▶ **REQUEST**:
Copy out each line of the material below that holds the string "cartoon".

* START RAW DATA *

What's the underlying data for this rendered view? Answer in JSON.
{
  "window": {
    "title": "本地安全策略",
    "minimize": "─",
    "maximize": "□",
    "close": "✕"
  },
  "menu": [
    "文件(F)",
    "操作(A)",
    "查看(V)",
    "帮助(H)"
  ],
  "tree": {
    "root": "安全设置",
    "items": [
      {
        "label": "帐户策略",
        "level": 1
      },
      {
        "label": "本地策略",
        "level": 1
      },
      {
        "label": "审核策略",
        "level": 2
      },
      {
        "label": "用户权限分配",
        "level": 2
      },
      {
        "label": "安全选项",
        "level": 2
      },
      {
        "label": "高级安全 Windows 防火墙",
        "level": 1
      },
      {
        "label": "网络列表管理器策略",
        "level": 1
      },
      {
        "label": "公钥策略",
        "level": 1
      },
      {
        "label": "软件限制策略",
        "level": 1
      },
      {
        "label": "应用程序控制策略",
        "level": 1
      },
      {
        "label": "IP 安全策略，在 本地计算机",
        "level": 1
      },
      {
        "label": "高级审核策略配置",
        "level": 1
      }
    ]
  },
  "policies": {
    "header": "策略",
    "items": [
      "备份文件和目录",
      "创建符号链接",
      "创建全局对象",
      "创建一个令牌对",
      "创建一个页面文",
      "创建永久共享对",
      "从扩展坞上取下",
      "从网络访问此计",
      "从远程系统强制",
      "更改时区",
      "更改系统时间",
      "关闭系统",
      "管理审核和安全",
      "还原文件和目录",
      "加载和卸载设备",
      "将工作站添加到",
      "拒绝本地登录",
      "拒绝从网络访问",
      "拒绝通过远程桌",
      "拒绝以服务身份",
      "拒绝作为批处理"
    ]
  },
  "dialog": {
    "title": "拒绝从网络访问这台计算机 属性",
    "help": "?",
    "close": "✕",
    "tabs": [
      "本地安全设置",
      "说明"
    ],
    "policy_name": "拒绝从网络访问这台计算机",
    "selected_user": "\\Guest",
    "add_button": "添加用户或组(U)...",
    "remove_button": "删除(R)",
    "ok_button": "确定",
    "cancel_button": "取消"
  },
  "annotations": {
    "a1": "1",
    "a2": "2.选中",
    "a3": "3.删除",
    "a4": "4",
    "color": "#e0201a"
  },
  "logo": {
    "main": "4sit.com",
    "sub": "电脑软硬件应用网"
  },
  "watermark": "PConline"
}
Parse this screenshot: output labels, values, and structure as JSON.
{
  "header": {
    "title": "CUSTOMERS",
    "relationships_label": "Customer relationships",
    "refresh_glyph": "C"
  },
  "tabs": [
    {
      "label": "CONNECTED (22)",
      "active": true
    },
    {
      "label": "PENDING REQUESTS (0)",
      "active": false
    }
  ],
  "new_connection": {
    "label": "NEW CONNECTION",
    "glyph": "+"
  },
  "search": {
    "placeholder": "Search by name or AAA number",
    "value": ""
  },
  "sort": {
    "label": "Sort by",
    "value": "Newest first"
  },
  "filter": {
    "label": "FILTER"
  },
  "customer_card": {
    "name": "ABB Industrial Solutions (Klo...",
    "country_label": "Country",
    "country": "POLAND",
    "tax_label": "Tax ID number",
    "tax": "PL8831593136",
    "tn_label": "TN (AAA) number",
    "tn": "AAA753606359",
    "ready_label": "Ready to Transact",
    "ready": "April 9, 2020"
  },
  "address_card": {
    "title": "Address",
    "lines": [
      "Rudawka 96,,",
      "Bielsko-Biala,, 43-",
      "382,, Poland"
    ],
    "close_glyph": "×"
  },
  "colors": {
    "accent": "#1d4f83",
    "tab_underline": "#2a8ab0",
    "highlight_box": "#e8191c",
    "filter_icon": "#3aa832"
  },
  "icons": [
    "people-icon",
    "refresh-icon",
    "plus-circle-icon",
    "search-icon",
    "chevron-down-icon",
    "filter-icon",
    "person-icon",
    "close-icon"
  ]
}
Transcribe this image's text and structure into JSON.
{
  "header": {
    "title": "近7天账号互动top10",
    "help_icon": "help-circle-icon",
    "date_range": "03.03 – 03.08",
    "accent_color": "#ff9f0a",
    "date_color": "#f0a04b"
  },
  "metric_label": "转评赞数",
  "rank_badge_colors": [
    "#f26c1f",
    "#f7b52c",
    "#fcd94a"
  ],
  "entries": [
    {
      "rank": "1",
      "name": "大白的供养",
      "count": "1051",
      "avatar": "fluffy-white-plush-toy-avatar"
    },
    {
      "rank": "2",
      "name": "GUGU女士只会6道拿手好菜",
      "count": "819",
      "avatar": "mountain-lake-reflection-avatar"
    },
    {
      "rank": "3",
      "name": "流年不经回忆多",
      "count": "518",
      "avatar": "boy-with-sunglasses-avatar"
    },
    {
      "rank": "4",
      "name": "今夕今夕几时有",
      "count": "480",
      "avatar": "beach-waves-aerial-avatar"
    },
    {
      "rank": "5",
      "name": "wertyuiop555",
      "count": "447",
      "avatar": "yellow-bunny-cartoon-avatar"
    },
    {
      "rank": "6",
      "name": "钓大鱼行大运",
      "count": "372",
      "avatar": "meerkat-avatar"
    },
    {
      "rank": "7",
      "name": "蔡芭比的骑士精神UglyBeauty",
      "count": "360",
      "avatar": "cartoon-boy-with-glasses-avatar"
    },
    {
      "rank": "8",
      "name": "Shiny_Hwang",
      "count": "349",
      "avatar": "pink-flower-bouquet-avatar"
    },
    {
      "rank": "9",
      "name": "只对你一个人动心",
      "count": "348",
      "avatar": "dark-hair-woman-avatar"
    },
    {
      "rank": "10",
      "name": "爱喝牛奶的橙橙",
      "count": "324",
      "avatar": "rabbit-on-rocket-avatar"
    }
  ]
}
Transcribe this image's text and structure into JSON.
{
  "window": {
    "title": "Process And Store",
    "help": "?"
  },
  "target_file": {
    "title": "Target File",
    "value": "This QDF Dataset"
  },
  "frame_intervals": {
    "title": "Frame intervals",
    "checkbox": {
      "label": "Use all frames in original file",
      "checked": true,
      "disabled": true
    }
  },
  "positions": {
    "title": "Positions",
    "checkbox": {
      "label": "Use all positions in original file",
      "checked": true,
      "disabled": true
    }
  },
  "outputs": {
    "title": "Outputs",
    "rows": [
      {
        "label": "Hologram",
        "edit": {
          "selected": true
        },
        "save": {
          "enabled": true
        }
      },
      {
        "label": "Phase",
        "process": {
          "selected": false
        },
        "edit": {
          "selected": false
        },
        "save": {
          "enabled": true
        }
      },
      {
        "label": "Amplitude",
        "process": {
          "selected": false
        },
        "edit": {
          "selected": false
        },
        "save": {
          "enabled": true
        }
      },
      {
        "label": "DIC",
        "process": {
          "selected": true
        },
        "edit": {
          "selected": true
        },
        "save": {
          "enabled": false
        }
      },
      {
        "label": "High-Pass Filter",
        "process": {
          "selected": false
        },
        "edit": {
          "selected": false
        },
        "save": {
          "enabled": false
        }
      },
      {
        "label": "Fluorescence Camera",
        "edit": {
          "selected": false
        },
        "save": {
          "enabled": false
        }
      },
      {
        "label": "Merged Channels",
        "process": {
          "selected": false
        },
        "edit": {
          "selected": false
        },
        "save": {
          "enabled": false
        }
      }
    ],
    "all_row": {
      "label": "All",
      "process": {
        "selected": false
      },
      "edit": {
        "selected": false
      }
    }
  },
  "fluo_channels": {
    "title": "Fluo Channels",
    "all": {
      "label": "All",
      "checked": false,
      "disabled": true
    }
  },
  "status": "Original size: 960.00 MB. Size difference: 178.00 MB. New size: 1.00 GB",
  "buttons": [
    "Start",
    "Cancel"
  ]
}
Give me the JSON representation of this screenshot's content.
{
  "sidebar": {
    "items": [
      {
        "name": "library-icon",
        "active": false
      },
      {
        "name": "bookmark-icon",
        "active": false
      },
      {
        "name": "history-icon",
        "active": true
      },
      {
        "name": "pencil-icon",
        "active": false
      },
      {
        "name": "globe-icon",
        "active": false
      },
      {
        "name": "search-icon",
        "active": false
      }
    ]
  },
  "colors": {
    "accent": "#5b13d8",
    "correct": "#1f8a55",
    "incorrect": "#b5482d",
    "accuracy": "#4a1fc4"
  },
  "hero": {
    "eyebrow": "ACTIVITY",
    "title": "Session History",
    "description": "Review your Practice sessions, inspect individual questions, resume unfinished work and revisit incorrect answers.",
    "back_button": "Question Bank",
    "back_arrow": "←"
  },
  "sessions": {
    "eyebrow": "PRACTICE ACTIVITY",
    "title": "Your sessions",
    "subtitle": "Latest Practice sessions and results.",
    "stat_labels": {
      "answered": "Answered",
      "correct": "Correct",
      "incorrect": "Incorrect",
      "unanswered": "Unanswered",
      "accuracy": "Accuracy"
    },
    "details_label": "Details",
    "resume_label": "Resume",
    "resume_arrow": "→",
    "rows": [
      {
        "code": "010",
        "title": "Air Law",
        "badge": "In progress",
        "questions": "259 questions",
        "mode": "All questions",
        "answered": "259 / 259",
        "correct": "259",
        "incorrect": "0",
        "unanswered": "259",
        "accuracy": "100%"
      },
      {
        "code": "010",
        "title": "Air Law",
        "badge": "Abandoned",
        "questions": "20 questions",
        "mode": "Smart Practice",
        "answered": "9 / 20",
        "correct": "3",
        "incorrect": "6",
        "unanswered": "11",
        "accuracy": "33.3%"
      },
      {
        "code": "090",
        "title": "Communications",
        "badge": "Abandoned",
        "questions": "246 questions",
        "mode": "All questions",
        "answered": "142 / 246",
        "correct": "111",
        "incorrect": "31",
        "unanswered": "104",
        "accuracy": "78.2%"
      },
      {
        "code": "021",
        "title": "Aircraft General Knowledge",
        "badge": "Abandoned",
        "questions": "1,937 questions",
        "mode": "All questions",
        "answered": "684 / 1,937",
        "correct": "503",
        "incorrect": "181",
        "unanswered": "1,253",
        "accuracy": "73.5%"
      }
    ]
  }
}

* END RAW DATA *

▶ **TASK RESULT**:
      "avatar": "yellow-bunny-cartoon-avatar"
      "avatar": "cartoon-boy-with-glasses-avatar"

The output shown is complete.